Some records:
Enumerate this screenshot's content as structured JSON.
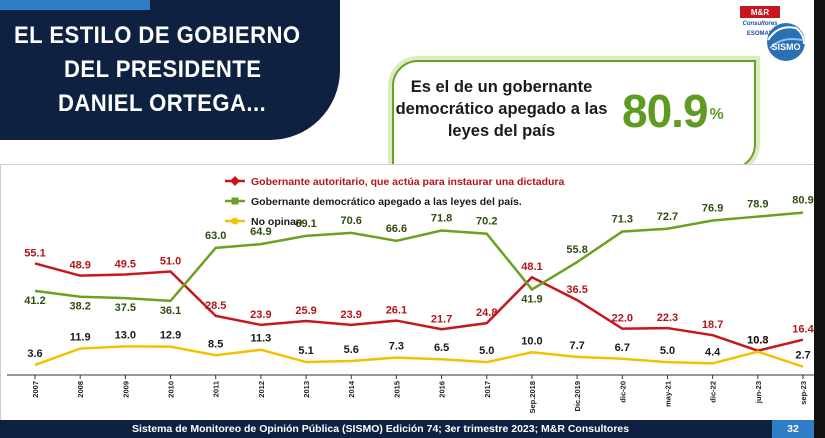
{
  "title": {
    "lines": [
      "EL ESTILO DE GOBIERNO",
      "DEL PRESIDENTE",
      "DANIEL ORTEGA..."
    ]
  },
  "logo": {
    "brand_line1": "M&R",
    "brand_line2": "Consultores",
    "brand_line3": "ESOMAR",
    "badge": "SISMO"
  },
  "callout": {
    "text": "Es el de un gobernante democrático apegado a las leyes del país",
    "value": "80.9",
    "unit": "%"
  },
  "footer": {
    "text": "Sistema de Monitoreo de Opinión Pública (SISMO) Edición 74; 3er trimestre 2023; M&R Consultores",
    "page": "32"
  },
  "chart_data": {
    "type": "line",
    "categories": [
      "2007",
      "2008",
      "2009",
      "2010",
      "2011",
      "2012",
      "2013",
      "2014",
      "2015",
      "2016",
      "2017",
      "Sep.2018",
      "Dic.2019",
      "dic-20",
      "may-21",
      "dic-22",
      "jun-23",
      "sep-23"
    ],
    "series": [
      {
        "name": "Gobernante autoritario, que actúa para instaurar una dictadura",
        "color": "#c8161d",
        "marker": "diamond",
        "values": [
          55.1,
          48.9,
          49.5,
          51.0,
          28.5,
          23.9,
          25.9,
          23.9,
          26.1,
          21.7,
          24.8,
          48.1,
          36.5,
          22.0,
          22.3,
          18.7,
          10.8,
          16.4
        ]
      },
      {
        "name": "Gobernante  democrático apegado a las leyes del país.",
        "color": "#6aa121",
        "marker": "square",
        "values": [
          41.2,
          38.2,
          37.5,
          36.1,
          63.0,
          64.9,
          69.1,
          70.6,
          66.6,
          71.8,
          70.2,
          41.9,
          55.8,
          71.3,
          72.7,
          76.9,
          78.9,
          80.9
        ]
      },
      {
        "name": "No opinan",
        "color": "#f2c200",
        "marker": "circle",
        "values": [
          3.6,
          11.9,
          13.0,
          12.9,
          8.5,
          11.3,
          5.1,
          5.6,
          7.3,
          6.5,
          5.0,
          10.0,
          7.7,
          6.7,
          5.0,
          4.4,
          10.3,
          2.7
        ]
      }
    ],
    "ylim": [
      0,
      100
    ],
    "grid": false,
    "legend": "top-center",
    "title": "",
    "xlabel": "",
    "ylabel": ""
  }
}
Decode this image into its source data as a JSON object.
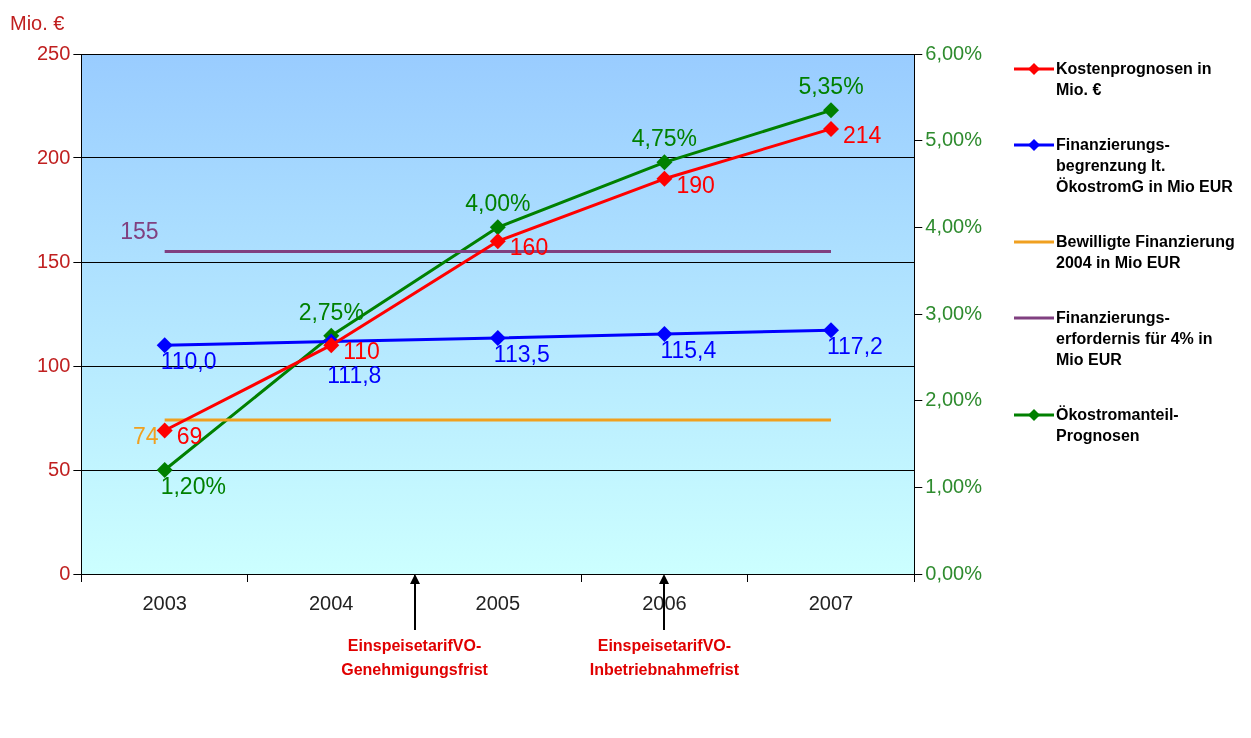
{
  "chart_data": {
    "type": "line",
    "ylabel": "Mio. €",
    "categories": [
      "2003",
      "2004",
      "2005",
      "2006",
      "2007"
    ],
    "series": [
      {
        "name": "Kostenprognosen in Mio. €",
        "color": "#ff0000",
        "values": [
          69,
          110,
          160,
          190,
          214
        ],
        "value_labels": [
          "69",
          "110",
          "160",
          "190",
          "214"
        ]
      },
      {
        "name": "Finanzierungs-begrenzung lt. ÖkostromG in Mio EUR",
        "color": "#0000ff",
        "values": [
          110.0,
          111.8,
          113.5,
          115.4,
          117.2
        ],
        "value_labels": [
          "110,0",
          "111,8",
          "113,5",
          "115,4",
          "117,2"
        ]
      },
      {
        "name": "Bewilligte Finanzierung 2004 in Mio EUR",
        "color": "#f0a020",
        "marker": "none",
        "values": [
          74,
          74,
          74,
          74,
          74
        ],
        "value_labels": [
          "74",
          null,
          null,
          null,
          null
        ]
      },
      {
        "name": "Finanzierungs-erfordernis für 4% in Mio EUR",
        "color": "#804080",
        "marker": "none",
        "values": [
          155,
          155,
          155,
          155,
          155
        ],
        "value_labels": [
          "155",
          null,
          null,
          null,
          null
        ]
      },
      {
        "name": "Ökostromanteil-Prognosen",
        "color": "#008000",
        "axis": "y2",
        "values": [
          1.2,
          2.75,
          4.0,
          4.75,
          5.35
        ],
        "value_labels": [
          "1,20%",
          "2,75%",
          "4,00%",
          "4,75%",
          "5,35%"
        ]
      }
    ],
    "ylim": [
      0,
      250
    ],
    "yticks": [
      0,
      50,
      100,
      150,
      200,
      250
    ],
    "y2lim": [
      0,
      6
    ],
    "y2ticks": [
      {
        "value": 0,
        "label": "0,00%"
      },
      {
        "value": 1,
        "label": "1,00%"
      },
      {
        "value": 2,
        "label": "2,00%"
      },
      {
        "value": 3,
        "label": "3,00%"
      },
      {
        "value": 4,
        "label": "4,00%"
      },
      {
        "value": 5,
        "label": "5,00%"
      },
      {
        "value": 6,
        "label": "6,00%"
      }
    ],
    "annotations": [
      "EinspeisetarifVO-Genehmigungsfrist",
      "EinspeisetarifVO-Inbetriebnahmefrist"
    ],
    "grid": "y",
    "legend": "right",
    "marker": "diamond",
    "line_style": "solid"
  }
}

* * *

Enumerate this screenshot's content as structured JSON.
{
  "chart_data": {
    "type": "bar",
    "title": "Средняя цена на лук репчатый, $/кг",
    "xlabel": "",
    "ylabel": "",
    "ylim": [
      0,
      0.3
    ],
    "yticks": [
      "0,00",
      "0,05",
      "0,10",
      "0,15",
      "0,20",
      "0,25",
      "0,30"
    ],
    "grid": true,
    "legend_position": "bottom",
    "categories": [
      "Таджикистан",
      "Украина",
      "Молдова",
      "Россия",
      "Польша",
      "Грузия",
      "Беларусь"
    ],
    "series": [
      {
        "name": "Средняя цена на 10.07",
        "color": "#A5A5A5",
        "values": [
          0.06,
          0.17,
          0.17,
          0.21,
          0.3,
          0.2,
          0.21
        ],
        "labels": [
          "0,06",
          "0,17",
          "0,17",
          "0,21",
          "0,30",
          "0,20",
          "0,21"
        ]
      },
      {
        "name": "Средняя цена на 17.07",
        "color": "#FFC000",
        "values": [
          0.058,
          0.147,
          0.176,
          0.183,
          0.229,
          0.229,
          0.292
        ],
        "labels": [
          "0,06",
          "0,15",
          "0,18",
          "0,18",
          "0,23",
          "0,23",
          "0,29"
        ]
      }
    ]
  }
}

DIRECTIONS = Above are lines of data; state how many of them contain the word "país", with no other output.

IN RESPONSE = 2